--- BEGIN Data listing ---

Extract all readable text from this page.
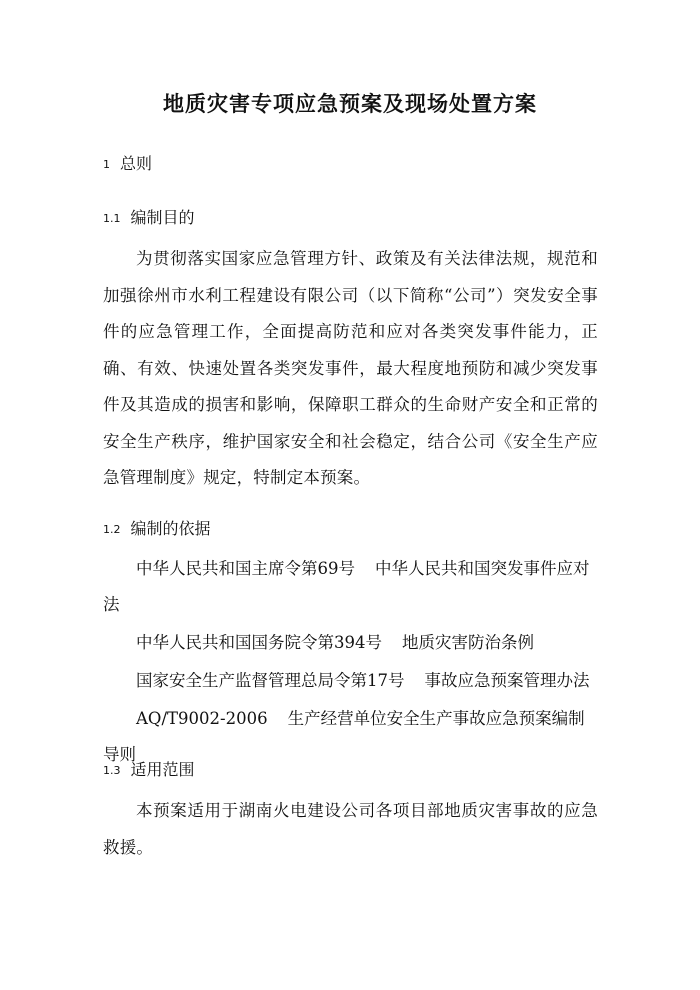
地质灾害专项应急预案及现场处置方案
1 总则
1.1 编制目的

为贯彻落实国家应急管理方针、政策及有关法律法规，规范和加强徐州市水利工程建设有限公司（以下简称“公司”）突发安全事件的应急管理工作，全面提高防范和应对各类突发事件能力，正确、有效、快速处置各类突发事件，最大程度地预防和减少突发事件及其造成的损害和影响，保障职工群众的生命财产安全和正常的安全生产秩序，维护国家安全和社会稳定，结合公司《安全生产应急管理制度》规定，特制定本预案。

1.2 编制的依据
中华人民共和国主席令第69号 中华人民共和国突发事件应对法
中华人民共和国国务院令第394号 地质灾害防治条例
国家安全生产监督管理总局令第17号 事故应急预案管理办法
AQ/T9002-2006 生产经营单位安全生产事故应急预案编制导则
1.3 适用范围

本预案适用于湖南火电建设公司各项目部地质灾害事故的应急救援。
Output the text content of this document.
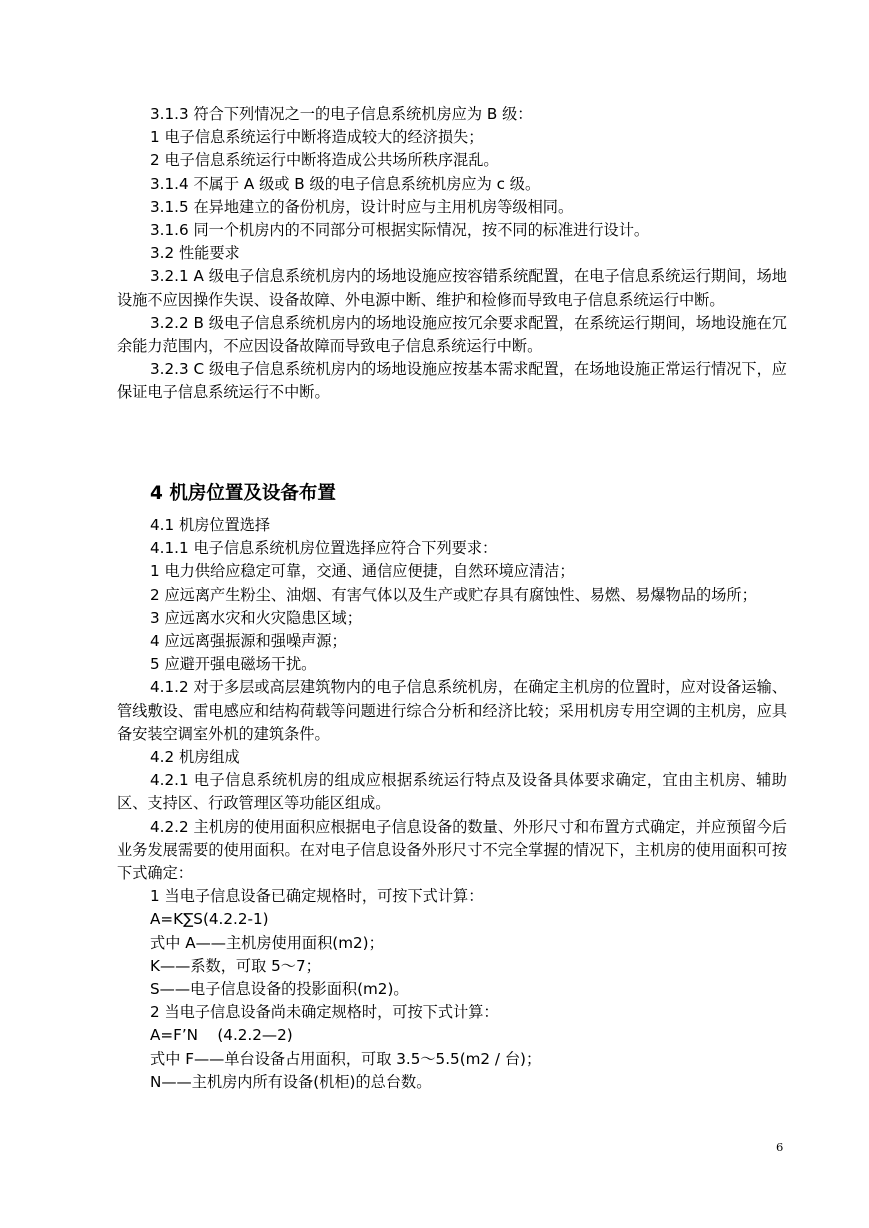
3.1.3 符合下列情况之一的电子信息系统机房应为 B 级：

1 电子信息系统运行中断将造成较大的经济损失；

2 电子信息系统运行中断将造成公共场所秩序混乱。

3.1.4 不属于 A 级或 B 级的电子信息系统机房应为 c 级。

3.1.5 在异地建立的备份机房，设计时应与主用机房等级相同。

3.1.6 同一个机房内的不同部分可根据实际情况，按不同的标准进行设计。

3.2 性能要求

3.2.1 A 级电子信息系统机房内的场地设施应按容错系统配置，在电子信息系统运行期间，场地设施不应因操作失误、设备故障、外电源中断、维护和检修而导致电子信息系统运行中断。

3.2.2 B 级电子信息系统机房内的场地设施应按冗余要求配置，在系统运行期间，场地设施在冗余能力范围内，不应因设备故障而导致电子信息系统运行中断。

3.2.3 C 级电子信息系统机房内的场地设施应按基本需求配置，在场地设施正常运行情况下，应保证电子信息系统运行不中断。

4 机房位置及设备布置

4.1 机房位置选择

4.1.1 电子信息系统机房位置选择应符合下列要求：

1 电力供给应稳定可靠，交通、通信应便捷，自然环境应清洁；

2 应远离产生粉尘、油烟、有害气体以及生产或贮存具有腐蚀性、易燃、易爆物品的场所；

3 应远离水灾和火灾隐患区域；

4 应远离强振源和强噪声源；

5 应避开强电磁场干扰。

4.1.2 对于多层或高层建筑物内的电子信息系统机房，在确定主机房的位置时，应对设备运输、管线敷设、雷电感应和结构荷载等问题进行综合分析和经济比较；采用机房专用空调的主机房，应具备安装空调室外机的建筑条件。

4.2 机房组成

4.2.1 电子信息系统机房的组成应根据系统运行特点及设备具体要求确定，宜由主机房、辅助区、支持区、行政管理区等功能区组成。

4.2.2 主机房的使用面积应根据电子信息设备的数量、外形尺寸和布置方式确定，并应预留今后业务发展需要的使用面积。在对电子信息设备外形尺寸不完全掌握的情况下，主机房的使用面积可按下式确定：

1 当电子信息设备已确定规格时，可按下式计算：

A=K∑S(4.2.2-1)

式中 A——主机房使用面积(m2)；

K——系数，可取 5～7；

S——电子信息设备的投影面积(m2)。

2 当电子信息设备尚未确定规格时，可按下式计算：

A=F’N    (4.2.2—2)

式中 F——单台设备占用面积，可取 3.5～5.5(m2 / 台)；

N——主机房内所有设备(机柜)的总台数。

6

--- END Data listing ---

Problem to solve:
Copy all the lines of data exactly as they appear, dropping any images.

Response to the exercise:
Extract all readable text from this page.
地质灾害专项应急预案及现场处置方案
1 总则
1.1 编制目的

为贯彻落实国家应急管理方针、政策及有关法律法规，规范和加强徐州市水利工程建设有限公司（以下简称“公司”）突发安全事件的应急管理工作，全面提高防范和应对各类突发事件能力，正确、有效、快速处置各类突发事件，最大程度地预防和减少突发事件及其造成的损害和影响，保障职工群众的生命财产安全和正常的安全生产秩序，维护国家安全和社会稳定，结合公司《安全生产应急管理制度》规定，特制定本预案。

1.2 编制的依据
中华人民共和国主席令第69号 中华人民共和国突发事件应对法
中华人民共和国国务院令第394号 地质灾害防治条例
国家安全生产监督管理总局令第17号 事故应急预案管理办法
AQ/T9002-2006 生产经营单位安全生产事故应急预案编制导则
1.3 适用范围

本预案适用于湖南火电建设公司各项目部地质灾害事故的应急救援。
Output the text content of this document.
3.1.3 符合下列情况之一的电子信息系统机房应为 B 级：

1 电子信息系统运行中断将造成较大的经济损失；

2 电子信息系统运行中断将造成公共场所秩序混乱。

3.1.4 不属于 A 级或 B 级的电子信息系统机房应为 c 级。

3.1.5 在异地建立的备份机房，设计时应与主用机房等级相同。

3.1.6 同一个机房内的不同部分可根据实际情况，按不同的标准进行设计。

3.2 性能要求

3.2.1 A 级电子信息系统机房内的场地设施应按容错系统配置，在电子信息系统运行期间，场地设施不应因操作失误、设备故障、外电源中断、维护和检修而导致电子信息系统运行中断。

3.2.2 B 级电子信息系统机房内的场地设施应按冗余要求配置，在系统运行期间，场地设施在冗余能力范围内，不应因设备故障而导致电子信息系统运行中断。

3.2.3 C 级电子信息系统机房内的场地设施应按基本需求配置，在场地设施正常运行情况下，应保证电子信息系统运行不中断。

4 机房位置及设备布置

4.1 机房位置选择

4.1.1 电子信息系统机房位置选择应符合下列要求：

1 电力供给应稳定可靠，交通、通信应便捷，自然环境应清洁；

2 应远离产生粉尘、油烟、有害气体以及生产或贮存具有腐蚀性、易燃、易爆物品的场所；

3 应远离水灾和火灾隐患区域；

4 应远离强振源和强噪声源；

5 应避开强电磁场干扰。

4.1.2 对于多层或高层建筑物内的电子信息系统机房，在确定主机房的位置时，应对设备运输、管线敷设、雷电感应和结构荷载等问题进行综合分析和经济比较；采用机房专用空调的主机房，应具备安装空调室外机的建筑条件。

4.2 机房组成

4.2.1 电子信息系统机房的组成应根据系统运行特点及设备具体要求确定，宜由主机房、辅助区、支持区、行政管理区等功能区组成。

4.2.2 主机房的使用面积应根据电子信息设备的数量、外形尺寸和布置方式确定，并应预留今后业务发展需要的使用面积。在对电子信息设备外形尺寸不完全掌握的情况下，主机房的使用面积可按下式确定：

1 当电子信息设备已确定规格时，可按下式计算：

A=K∑S(4.2.2-1)

式中 A——主机房使用面积(m2)；

K——系数，可取 5～7；

S——电子信息设备的投影面积(m2)。

2 当电子信息设备尚未确定规格时，可按下式计算：

A=F’N    (4.2.2—2)

式中 F——单台设备占用面积，可取 3.5～5.5(m2 / 台)；

N——主机房内所有设备(机柜)的总台数。

6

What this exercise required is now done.